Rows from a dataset
══════

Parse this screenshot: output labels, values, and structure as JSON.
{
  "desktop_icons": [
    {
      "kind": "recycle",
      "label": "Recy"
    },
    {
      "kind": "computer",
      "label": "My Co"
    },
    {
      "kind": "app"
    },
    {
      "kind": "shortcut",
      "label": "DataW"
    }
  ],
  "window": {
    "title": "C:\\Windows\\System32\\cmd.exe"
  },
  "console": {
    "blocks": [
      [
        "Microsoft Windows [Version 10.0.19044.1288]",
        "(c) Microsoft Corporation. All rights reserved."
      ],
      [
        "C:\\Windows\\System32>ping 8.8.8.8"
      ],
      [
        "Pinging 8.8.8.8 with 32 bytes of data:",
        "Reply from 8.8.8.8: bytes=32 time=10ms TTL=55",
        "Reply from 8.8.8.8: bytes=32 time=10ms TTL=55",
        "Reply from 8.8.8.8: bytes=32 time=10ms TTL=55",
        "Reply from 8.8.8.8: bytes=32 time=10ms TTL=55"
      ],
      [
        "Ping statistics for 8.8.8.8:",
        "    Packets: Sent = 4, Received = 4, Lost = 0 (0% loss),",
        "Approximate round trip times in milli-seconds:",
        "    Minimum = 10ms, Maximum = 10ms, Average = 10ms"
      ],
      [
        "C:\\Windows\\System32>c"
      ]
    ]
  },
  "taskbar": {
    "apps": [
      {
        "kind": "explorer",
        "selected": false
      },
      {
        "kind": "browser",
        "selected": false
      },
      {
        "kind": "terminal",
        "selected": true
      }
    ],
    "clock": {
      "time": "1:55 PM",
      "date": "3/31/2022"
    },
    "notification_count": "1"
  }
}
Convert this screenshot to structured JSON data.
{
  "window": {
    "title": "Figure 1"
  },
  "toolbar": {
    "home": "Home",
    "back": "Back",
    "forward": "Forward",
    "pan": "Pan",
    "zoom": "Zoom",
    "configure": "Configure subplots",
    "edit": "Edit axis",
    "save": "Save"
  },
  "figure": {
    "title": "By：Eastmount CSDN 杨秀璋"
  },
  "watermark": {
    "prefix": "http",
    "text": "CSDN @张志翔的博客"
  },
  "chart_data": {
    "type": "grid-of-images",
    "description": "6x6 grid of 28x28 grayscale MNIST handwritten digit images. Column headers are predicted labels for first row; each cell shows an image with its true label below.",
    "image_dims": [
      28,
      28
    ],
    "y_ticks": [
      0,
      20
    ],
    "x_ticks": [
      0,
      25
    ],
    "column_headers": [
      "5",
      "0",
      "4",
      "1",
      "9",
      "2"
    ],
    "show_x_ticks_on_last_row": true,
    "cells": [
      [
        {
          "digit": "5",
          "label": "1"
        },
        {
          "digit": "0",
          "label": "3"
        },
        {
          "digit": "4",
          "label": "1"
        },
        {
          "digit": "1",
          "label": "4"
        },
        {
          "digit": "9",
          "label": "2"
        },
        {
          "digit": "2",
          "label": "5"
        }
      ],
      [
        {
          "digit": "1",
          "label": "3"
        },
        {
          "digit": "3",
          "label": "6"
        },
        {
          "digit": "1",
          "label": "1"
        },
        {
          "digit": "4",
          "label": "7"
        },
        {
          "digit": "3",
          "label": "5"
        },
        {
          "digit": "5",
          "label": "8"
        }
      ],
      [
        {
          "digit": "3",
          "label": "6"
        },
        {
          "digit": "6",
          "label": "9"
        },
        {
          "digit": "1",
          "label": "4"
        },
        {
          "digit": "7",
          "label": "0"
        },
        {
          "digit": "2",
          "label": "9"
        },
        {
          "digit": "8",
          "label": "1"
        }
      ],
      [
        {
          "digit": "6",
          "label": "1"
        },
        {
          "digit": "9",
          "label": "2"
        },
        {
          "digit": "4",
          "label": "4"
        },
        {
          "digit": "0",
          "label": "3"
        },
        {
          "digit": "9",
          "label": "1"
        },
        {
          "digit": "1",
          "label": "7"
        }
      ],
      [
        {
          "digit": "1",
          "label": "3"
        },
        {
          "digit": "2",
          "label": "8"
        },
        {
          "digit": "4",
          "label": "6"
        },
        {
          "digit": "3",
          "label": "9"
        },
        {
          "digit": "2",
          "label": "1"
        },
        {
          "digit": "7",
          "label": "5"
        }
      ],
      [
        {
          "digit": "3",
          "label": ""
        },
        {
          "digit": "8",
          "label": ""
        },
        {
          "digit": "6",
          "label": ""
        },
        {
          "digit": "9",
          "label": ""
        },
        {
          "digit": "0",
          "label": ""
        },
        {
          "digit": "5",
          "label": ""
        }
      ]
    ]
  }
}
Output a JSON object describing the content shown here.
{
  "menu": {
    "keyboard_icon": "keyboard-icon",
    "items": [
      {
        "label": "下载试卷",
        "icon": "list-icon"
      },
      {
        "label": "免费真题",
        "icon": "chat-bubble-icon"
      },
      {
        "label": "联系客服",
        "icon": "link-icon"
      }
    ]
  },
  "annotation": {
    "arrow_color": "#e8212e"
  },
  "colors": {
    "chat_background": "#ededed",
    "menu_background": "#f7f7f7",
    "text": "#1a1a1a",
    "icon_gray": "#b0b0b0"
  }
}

══════

> OBJECTIVE: Repeat only the stretch of lines starting at the one containing "Output a JSON" and running to the final line of the entries above.

> ANSWER FOR THIS EXERCISE:
Output a JSON object describing the content shown here.
{
  "menu": {
    "keyboard_icon": "keyboard-icon",
    "items": [
      {
        "label": "下载试卷",
        "icon": "list-icon"
      },
      {
        "label": "免费真题",
        "icon": "chat-bubble-icon"
      },
      {
        "label": "联系客服",
        "icon": "link-icon"
      }
    ]
  },
  "annotation": {
    "arrow_color": "#e8212e"
  },
  "colors": {
    "chat_background": "#ededed",
    "menu_background": "#f7f7f7",
    "text": "#1a1a1a",
    "icon_gray": "#b0b0b0"
  }
}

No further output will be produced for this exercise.